Your task ▸
Identify all lines of the data containing the string "Profile" and copy them.

Items from an interface collection ▸
────────────────

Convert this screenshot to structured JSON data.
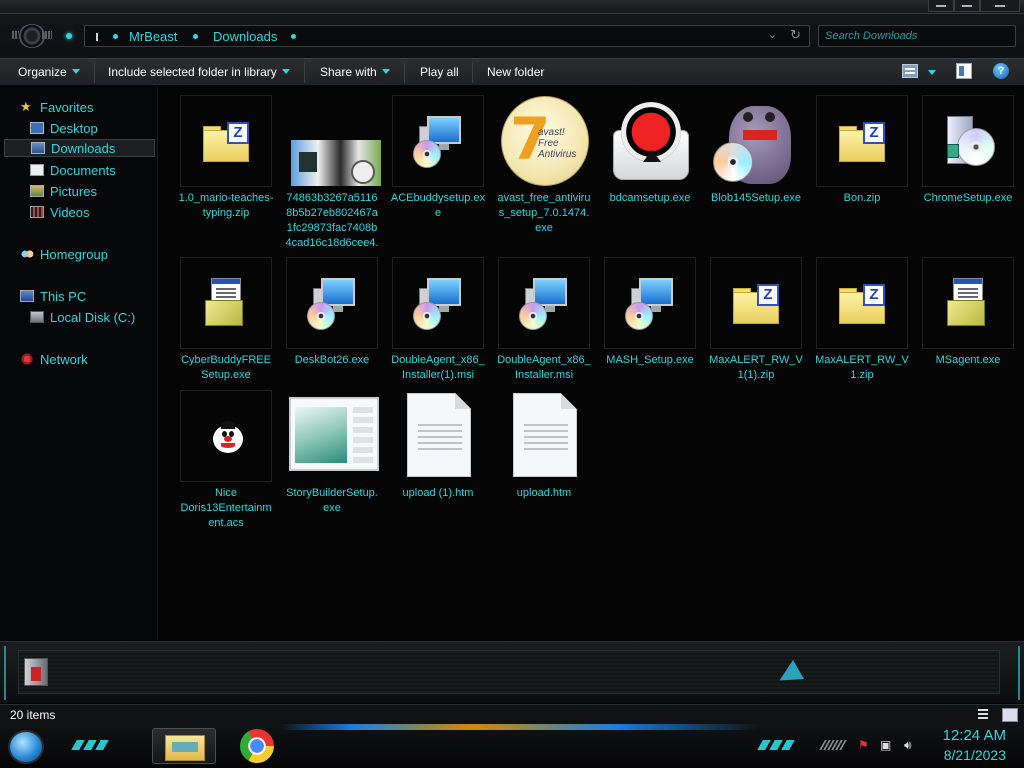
{
  "window": {
    "breadcrumb": [
      "MrBeast",
      "Downloads"
    ],
    "search_placeholder": "Search Downloads"
  },
  "toolbar": {
    "organize": "Organize",
    "include_library": "Include selected folder in library",
    "share_with": "Share with",
    "play_all": "Play all",
    "new_folder": "New folder"
  },
  "nav": {
    "favorites": "Favorites",
    "desktop": "Desktop",
    "downloads": "Downloads",
    "documents": "Documents",
    "pictures": "Pictures",
    "videos": "Videos",
    "homegroup": "Homegroup",
    "this_pc": "This PC",
    "local_disk": "Local Disk (C:)",
    "network": "Network"
  },
  "files": [
    {
      "name": "1.0_mario-teaches-typing.zip",
      "icon": "zip-icon"
    },
    {
      "name": "74863b3267a51168b5b27eb802467a1fc29873fac7408b4cad16c18d6cee4...",
      "icon": "image-thumbnail"
    },
    {
      "name": "ACEbuddysetup.exe",
      "icon": "installer-icon"
    },
    {
      "name": "avast_free_antivirus_setup_7.0.1474.exe",
      "icon": "avast-icon"
    },
    {
      "name": "bdcamsetup.exe",
      "icon": "bandicam-icon"
    },
    {
      "name": "Blob145Setup.exe",
      "icon": "blob-icon"
    },
    {
      "name": "Bon.zip",
      "icon": "zip-icon"
    },
    {
      "name": "ChromeSetup.exe",
      "icon": "cd-box-icon"
    },
    {
      "name": "CyberBuddyFREESetup.exe",
      "icon": "setup-box-icon"
    },
    {
      "name": "DeskBot26.exe",
      "icon": "installer-icon"
    },
    {
      "name": "DoubleAgent_x86_Installer(1).msi",
      "icon": "installer-icon"
    },
    {
      "name": "DoubleAgent_x86_Installer.msi",
      "icon": "installer-icon"
    },
    {
      "name": "MASH_Setup.exe",
      "icon": "installer-icon"
    },
    {
      "name": "MaxALERT_RW_V1(1).zip",
      "icon": "zip-icon"
    },
    {
      "name": "MaxALERT_RW_V1.zip",
      "icon": "zip-icon"
    },
    {
      "name": "MSagent.exe",
      "icon": "setup-box-icon"
    },
    {
      "name": "Nice Doris13Entertainment.acs",
      "icon": "doris-icon"
    },
    {
      "name": "StoryBuilderSetup.exe",
      "icon": "storybuilder-icon"
    },
    {
      "name": "upload (1).htm",
      "icon": "document-icon"
    },
    {
      "name": "upload.htm",
      "icon": "document-icon"
    }
  ],
  "status": {
    "item_count": "20 items"
  },
  "taskbar": {
    "time": "12:24 AM",
    "date": "8/21/2023"
  },
  "colors": {
    "accent": "#2ed8e0",
    "background": "#050506"
  }
}
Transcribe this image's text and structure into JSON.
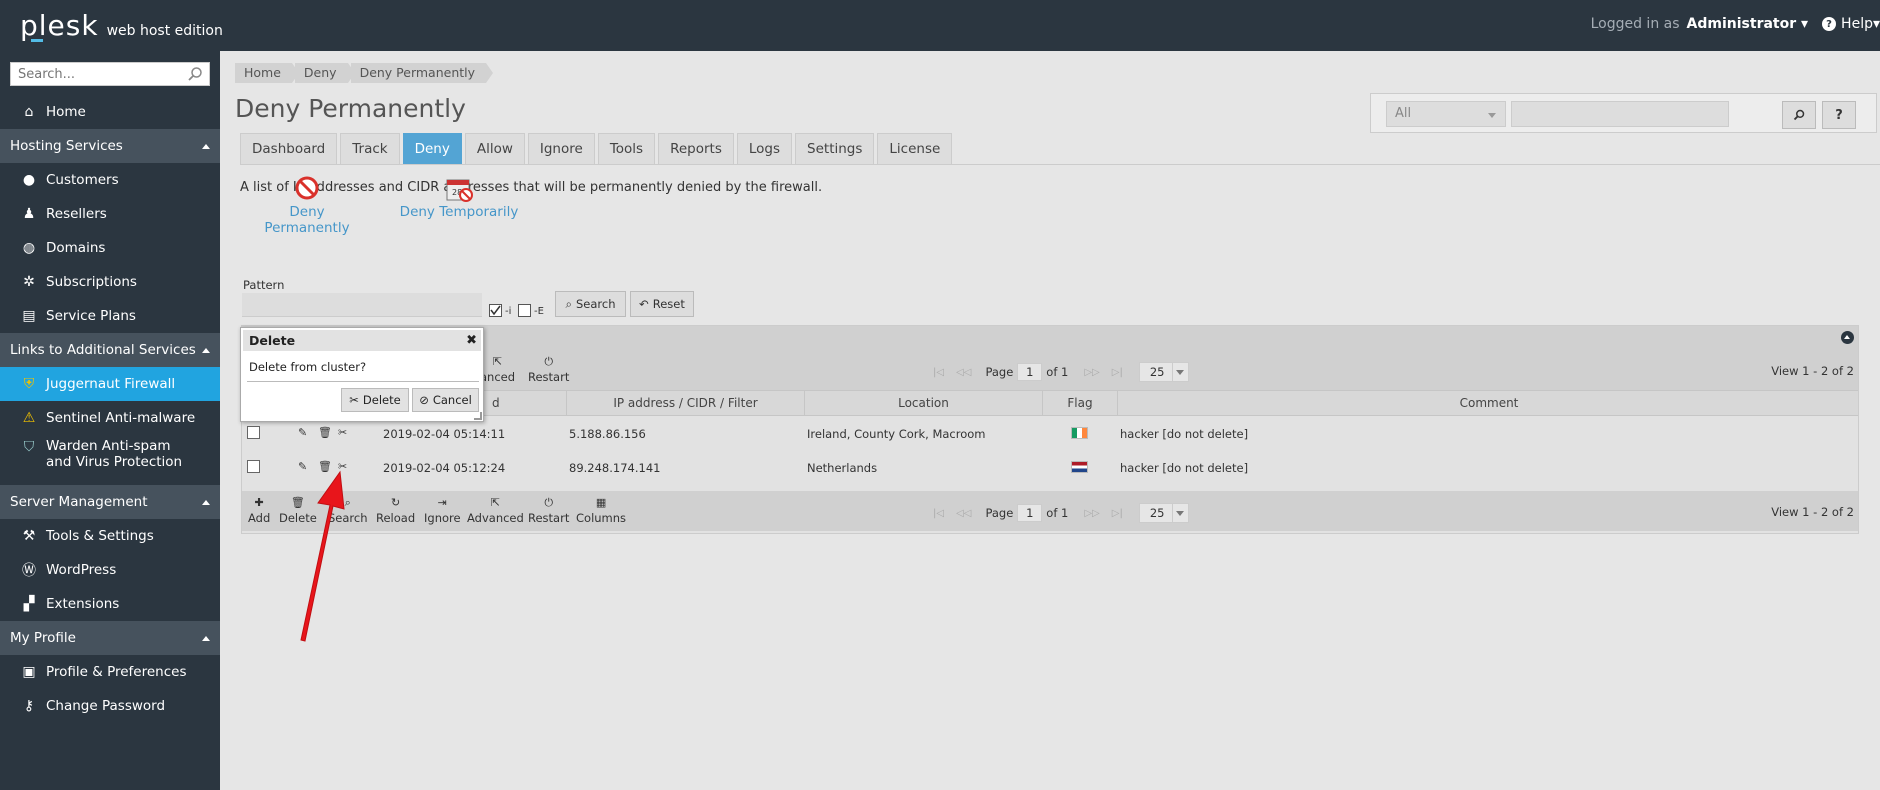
{
  "topbar": {
    "logo": "plesk",
    "edition": "web host edition",
    "logged_in_label": "Logged in as",
    "user": "Administrator",
    "help": "Help"
  },
  "sidebar": {
    "search_placeholder": "Search...",
    "home": "Home",
    "sections": [
      {
        "title": "Hosting Services",
        "items": [
          "Customers",
          "Resellers",
          "Domains",
          "Subscriptions",
          "Service Plans"
        ]
      },
      {
        "title": "Links to Additional Services",
        "items": [
          "Juggernaut Firewall",
          "Sentinel Anti-malware",
          "Warden Anti-spam and Virus Protection"
        ]
      },
      {
        "title": "Server Management",
        "items": [
          "Tools & Settings",
          "WordPress",
          "Extensions"
        ]
      },
      {
        "title": "My Profile",
        "items": [
          "Profile & Preferences",
          "Change Password"
        ]
      }
    ],
    "active_item": "Juggernaut Firewall"
  },
  "breadcrumb": [
    "Home",
    "Deny",
    "Deny Permanently"
  ],
  "page_title": "Deny Permanently",
  "filter": {
    "select_value": "All",
    "search_btn": "⌕",
    "help_btn": "?"
  },
  "tabs": [
    "Dashboard",
    "Track",
    "Deny",
    "Allow",
    "Ignore",
    "Tools",
    "Reports",
    "Logs",
    "Settings",
    "License"
  ],
  "active_tab": "Deny",
  "description": "A list of IP addresses and CIDR addresses that will be permanently denied by the firewall.",
  "big_buttons": [
    "Deny Permanently",
    "Deny Temporarily"
  ],
  "pattern": {
    "label": "Pattern",
    "opt_i": "-i",
    "opt_e": "-E",
    "opt_i_checked": true,
    "opt_e_checked": false,
    "search": "Search",
    "reset": "Reset"
  },
  "toolbar_top": {
    "advanced": "anced",
    "restart": "Restart"
  },
  "toolbar": [
    "Add",
    "Delete",
    "Search",
    "Reload",
    "Ignore",
    "Advanced",
    "Restart",
    "Columns"
  ],
  "pager": {
    "page_label": "Page",
    "page": "1",
    "of": "of 1",
    "per_page": "25",
    "view": "View 1 - 2 of 2"
  },
  "columns": [
    "d",
    "IP address / CIDR / Filter",
    "Location",
    "Flag",
    "Comment"
  ],
  "rows": [
    {
      "date": "2019-02-04 05:14:11",
      "ip": "5.188.86.156",
      "location": "Ireland, County Cork, Macroom",
      "flag": "ireland-flag",
      "comment": "hacker [do not delete]"
    },
    {
      "date": "2019-02-04 05:12:24",
      "ip": "89.248.174.141",
      "location": "Netherlands",
      "flag": "netherlands-flag",
      "comment": "hacker [do not delete]"
    }
  ],
  "dialog": {
    "title": "Delete",
    "message": "Delete from cluster?",
    "delete": "Delete",
    "cancel": "Cancel"
  },
  "colors": {
    "topbar": "#2b3640",
    "accent": "#21a4e0",
    "active_tab": "#53a4d4",
    "link": "#4596c9",
    "arrow": "#e8151b"
  }
}
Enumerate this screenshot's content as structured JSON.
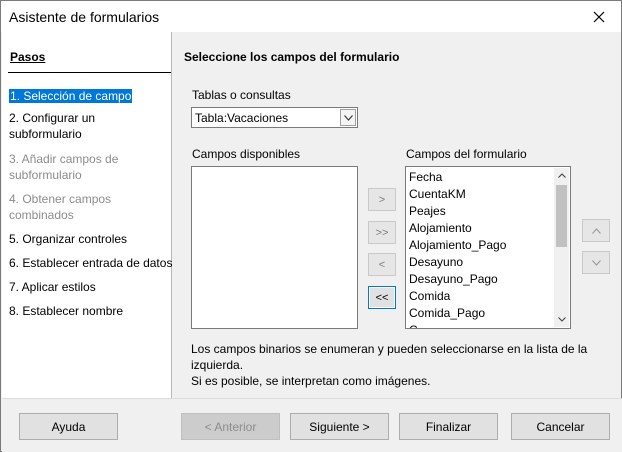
{
  "window": {
    "title": "Asistente de formularios"
  },
  "steps": {
    "title": "Pasos",
    "items": [
      {
        "label": "1. Selección de campo",
        "state": "selected"
      },
      {
        "label": "2. Configurar un",
        "label2": "subformulario",
        "state": "normal"
      },
      {
        "label": "3. Añadir campos de",
        "label2": "subformulario",
        "state": "disabled"
      },
      {
        "label": "4. Obtener campos",
        "label2": "combinados",
        "state": "disabled"
      },
      {
        "label": "5. Organizar controles",
        "state": "normal"
      },
      {
        "label": "6. Establecer entrada de datos",
        "state": "normal"
      },
      {
        "label": "7. Aplicar estilos",
        "state": "normal"
      },
      {
        "label": "8. Establecer nombre",
        "state": "normal"
      }
    ]
  },
  "main": {
    "heading": "Seleccione los campos del formulario",
    "tables_label": "Tablas o consultas",
    "tables_value": "Tabla:Vacaciones",
    "available_label": "Campos disponibles",
    "available_items": [],
    "form_fields_label": "Campos del formulario",
    "form_fields_items": [
      "Fecha",
      "CuentaKM",
      "Peajes",
      "Alojamiento",
      "Alojamiento_Pago",
      "Desayuno",
      "Desayuno_Pago",
      "Comida",
      "Comida_Pago",
      "C"
    ],
    "move_buttons": {
      "add": ">",
      "add_all": ">>",
      "remove": "<",
      "remove_all": "<<"
    },
    "order_buttons": {
      "up": "^",
      "down": "v"
    },
    "info_line1": "Los campos binarios se enumeran y pueden seleccionarse en la lista de la",
    "info_line2": "izquierda.",
    "info_line3": "Si es posible, se interpretan como imágenes."
  },
  "footer": {
    "help": "Ayuda",
    "back": "< Anterior",
    "next": "Siguiente >",
    "finish": "Finalizar",
    "cancel": "Cancelar"
  },
  "colors": {
    "selection": "#0078d7",
    "disabled_text": "#8c8c8c"
  }
}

────────────────

Task response ▸
        "title": "My Profile",
          "Profile & Preferences",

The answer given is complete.